*** Provided records ***

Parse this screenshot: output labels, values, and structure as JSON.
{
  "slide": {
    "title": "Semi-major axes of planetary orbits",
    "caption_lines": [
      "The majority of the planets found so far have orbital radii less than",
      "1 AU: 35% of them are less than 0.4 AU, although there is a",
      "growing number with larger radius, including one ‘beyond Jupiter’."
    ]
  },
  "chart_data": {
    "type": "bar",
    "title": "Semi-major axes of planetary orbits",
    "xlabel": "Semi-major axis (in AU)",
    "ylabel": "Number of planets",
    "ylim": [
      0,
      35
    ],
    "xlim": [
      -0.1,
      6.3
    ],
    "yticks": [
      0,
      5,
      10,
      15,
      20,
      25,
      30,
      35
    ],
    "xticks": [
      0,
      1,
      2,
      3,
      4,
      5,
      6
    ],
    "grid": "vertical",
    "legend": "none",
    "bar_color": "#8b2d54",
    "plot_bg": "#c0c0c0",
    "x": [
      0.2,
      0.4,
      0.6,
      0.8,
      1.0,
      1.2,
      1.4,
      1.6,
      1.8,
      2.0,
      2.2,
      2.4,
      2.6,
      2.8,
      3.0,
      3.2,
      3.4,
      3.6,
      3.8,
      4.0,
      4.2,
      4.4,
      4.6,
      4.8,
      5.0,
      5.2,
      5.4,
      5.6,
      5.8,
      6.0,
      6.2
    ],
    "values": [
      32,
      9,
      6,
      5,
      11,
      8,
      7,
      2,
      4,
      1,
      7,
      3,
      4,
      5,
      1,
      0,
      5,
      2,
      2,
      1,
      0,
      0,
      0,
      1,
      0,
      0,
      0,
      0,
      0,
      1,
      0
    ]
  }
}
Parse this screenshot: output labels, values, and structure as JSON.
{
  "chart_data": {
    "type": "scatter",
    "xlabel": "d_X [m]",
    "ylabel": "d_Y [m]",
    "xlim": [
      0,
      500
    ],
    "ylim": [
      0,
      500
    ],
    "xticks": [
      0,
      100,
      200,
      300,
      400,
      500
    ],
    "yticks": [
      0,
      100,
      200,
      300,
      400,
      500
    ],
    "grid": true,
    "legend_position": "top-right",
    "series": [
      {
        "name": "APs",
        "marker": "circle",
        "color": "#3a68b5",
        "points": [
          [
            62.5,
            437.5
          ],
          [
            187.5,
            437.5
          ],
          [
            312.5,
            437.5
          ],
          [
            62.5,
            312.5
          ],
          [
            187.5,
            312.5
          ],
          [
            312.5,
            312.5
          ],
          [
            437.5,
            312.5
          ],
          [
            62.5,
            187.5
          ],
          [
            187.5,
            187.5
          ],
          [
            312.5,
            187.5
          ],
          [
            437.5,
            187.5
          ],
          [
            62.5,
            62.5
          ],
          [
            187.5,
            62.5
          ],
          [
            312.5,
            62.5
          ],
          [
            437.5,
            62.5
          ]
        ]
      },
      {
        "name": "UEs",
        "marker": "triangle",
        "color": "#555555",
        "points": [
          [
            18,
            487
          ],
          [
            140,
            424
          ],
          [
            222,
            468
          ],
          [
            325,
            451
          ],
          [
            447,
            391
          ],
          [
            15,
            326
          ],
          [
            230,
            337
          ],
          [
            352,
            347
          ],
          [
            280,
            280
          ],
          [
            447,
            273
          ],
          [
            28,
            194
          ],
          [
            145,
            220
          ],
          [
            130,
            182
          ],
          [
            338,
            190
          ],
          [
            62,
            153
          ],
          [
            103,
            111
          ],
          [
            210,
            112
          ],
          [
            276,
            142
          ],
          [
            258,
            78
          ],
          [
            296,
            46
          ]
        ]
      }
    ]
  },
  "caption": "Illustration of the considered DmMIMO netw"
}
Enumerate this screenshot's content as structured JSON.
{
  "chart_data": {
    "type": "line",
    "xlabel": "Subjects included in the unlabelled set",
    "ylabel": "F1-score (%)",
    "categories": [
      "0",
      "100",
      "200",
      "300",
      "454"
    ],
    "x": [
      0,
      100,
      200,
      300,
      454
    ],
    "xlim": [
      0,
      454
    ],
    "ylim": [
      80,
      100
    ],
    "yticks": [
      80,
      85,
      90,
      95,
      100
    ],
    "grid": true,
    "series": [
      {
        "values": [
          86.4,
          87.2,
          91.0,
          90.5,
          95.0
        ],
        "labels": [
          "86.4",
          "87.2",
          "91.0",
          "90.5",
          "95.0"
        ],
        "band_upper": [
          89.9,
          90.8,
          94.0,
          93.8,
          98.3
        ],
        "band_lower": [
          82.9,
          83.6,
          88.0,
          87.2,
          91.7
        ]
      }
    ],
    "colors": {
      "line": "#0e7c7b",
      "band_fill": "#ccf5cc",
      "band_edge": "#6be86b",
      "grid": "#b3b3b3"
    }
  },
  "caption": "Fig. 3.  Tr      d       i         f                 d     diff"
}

***

## Task brief
Repeat the material above in full, quoting it exactly.

## Right answer
Parse this screenshot: output labels, values, and structure as JSON.
{
  "slide": {
    "title": "Semi-major axes of planetary orbits",
    "caption_lines": [
      "The majority of the planets found so far have orbital radii less than",
      "1 AU: 35% of them are less than 0.4 AU, although there is a",
      "growing number with larger radius, including one ‘beyond Jupiter’."
    ]
  },
  "chart_data": {
    "type": "bar",
    "title": "Semi-major axes of planetary orbits",
    "xlabel": "Semi-major axis (in AU)",
    "ylabel": "Number of planets",
    "ylim": [
      0,
      35
    ],
    "xlim": [
      -0.1,
      6.3
    ],
    "yticks": [
      0,
      5,
      10,
      15,
      20,
      25,
      30,
      35
    ],
    "xticks": [
      0,
      1,
      2,
      3,
      4,
      5,
      6
    ],
    "grid": "vertical",
    "legend": "none",
    "bar_color": "#8b2d54",
    "plot_bg": "#c0c0c0",
    "x": [
      0.2,
      0.4,
      0.6,
      0.8,
      1.0,
      1.2,
      1.4,
      1.6,
      1.8,
      2.0,
      2.2,
      2.4,
      2.6,
      2.8,
      3.0,
      3.2,
      3.4,
      3.6,
      3.8,
      4.0,
      4.2,
      4.4,
      4.6,
      4.8,
      5.0,
      5.2,
      5.4,
      5.6,
      5.8,
      6.0,
      6.2
    ],
    "values": [
      32,
      9,
      6,
      5,
      11,
      8,
      7,
      2,
      4,
      1,
      7,
      3,
      4,
      5,
      1,
      0,
      5,
      2,
      2,
      1,
      0,
      0,
      0,
      1,
      0,
      0,
      0,
      0,
      0,
      1,
      0
    ]
  }
}
Parse this screenshot: output labels, values, and structure as JSON.
{
  "chart_data": {
    "type": "scatter",
    "xlabel": "d_X [m]",
    "ylabel": "d_Y [m]",
    "xlim": [
      0,
      500
    ],
    "ylim": [
      0,
      500
    ],
    "xticks": [
      0,
      100,
      200,
      300,
      400,
      500
    ],
    "yticks": [
      0,
      100,
      200,
      300,
      400,
      500
    ],
    "grid": true,
    "legend_position": "top-right",
    "series": [
      {
        "name": "APs",
        "marker": "circle",
        "color": "#3a68b5",
        "points": [
          [
            62.5,
            437.5
          ],
          [
            187.5,
            437.5
          ],
          [
            312.5,
            437.5
          ],
          [
            62.5,
            312.5
          ],
          [
            187.5,
            312.5
          ],
          [
            312.5,
            312.5
          ],
          [
            437.5,
            312.5
          ],
          [
            62.5,
            187.5
          ],
          [
            187.5,
            187.5
          ],
          [
            312.5,
            187.5
          ],
          [
            437.5,
            187.5
          ],
          [
            62.5,
            62.5
          ],
          [
            187.5,
            62.5
          ],
          [
            312.5,
            62.5
          ],
          [
            437.5,
            62.5
          ]
        ]
      },
      {
        "name": "UEs",
        "marker": "triangle",
        "color": "#555555",
        "points": [
          [
            18,
            487
          ],
          [
            140,
            424
          ],
          [
            222,
            468
          ],
          [
            325,
            451
          ],
          [
            447,
            391
          ],
          [
            15,
            326
          ],
          [
            230,
            337
          ],
          [
            352,
            347
          ],
          [
            280,
            280
          ],
          [
            447,
            273
          ],
          [
            28,
            194
          ],
          [
            145,
            220
          ],
          [
            130,
            182
          ],
          [
            338,
            190
          ],
          [
            62,
            153
          ],
          [
            103,
            111
          ],
          [
            210,
            112
          ],
          [
            276,
            142
          ],
          [
            258,
            78
          ],
          [
            296,
            46
          ]
        ]
      }
    ]
  },
  "caption": "Illustration of the considered DmMIMO netw"
}
Enumerate this screenshot's content as structured JSON.
{
  "chart_data": {
    "type": "line",
    "xlabel": "Subjects included in the unlabelled set",
    "ylabel": "F1-score (%)",
    "categories": [
      "0",
      "100",
      "200",
      "300",
      "454"
    ],
    "x": [
      0,
      100,
      200,
      300,
      454
    ],
    "xlim": [
      0,
      454
    ],
    "ylim": [
      80,
      100
    ],
    "yticks": [
      80,
      85,
      90,
      95,
      100
    ],
    "grid": true,
    "series": [
      {
        "values": [
          86.4,
          87.2,
          91.0,
          90.5,
          95.0
        ],
        "labels": [
          "86.4",
          "87.2",
          "91.0",
          "90.5",
          "95.0"
        ],
        "band_upper": [
          89.9,
          90.8,
          94.0,
          93.8,
          98.3
        ],
        "band_lower": [
          82.9,
          83.6,
          88.0,
          87.2,
          91.7
        ]
      }
    ],
    "colors": {
      "line": "#0e7c7b",
      "band_fill": "#ccf5cc",
      "band_edge": "#6be86b",
      "grid": "#b3b3b3"
    }
  },
  "caption": "Fig. 3.  Tr      d       i         f                 d     diff"
}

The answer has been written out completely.